Exercise details.
Search the material for the string "need" and copy each line where it occurs.

Information given.

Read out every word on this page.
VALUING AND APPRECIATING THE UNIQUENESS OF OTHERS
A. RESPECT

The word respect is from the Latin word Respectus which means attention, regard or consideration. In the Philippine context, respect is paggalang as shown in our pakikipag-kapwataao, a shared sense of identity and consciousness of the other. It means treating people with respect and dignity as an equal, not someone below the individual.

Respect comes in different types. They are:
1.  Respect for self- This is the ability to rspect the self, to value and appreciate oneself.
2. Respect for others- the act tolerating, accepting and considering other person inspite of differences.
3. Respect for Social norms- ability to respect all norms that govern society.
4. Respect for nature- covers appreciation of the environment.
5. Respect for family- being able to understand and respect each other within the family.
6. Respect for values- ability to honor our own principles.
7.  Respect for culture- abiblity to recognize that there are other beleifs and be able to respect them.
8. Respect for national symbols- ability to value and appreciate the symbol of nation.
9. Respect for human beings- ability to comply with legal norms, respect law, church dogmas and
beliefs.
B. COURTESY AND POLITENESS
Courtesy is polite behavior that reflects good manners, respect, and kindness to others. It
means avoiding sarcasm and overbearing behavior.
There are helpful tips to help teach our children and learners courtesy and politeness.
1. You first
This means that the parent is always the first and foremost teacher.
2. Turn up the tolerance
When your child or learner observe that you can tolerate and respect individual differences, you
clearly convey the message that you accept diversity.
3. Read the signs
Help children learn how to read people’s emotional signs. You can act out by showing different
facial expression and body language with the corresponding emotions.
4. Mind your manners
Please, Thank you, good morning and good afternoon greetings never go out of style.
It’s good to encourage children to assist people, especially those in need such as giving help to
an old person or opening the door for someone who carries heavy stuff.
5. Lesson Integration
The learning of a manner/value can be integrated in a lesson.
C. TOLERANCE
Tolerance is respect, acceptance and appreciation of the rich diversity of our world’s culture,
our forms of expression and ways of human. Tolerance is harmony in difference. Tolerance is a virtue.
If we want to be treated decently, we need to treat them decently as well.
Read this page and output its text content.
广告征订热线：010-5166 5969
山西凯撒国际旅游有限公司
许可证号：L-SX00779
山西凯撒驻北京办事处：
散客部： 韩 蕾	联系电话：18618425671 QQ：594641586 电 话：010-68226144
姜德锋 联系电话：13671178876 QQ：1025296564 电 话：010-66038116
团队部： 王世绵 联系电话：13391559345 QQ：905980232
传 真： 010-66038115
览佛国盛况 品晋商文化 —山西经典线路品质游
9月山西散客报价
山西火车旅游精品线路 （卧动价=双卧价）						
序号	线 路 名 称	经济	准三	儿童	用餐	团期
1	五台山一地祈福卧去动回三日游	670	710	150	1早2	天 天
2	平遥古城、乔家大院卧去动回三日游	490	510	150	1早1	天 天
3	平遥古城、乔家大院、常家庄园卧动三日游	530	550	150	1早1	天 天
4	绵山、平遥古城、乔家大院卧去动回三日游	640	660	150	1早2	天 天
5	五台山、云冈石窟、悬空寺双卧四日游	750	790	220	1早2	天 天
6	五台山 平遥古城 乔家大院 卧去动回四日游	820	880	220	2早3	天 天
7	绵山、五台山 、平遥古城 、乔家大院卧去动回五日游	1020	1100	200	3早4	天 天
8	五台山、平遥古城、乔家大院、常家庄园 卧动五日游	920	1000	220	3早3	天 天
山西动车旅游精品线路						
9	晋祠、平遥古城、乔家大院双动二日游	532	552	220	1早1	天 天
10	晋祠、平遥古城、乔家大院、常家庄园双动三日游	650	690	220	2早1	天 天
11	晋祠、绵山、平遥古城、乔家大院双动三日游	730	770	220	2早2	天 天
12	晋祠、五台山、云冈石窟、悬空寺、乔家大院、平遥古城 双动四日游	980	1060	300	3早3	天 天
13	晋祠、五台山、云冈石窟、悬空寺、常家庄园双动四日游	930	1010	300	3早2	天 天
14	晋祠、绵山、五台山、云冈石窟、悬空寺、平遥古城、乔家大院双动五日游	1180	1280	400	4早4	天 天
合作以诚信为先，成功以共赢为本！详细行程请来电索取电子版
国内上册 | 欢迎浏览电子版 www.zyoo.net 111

Answer for the task.
It’s good to encourage children to assist people, especially those in need such as giving help to
If we want to be treated decently, we need to treat them decently as well.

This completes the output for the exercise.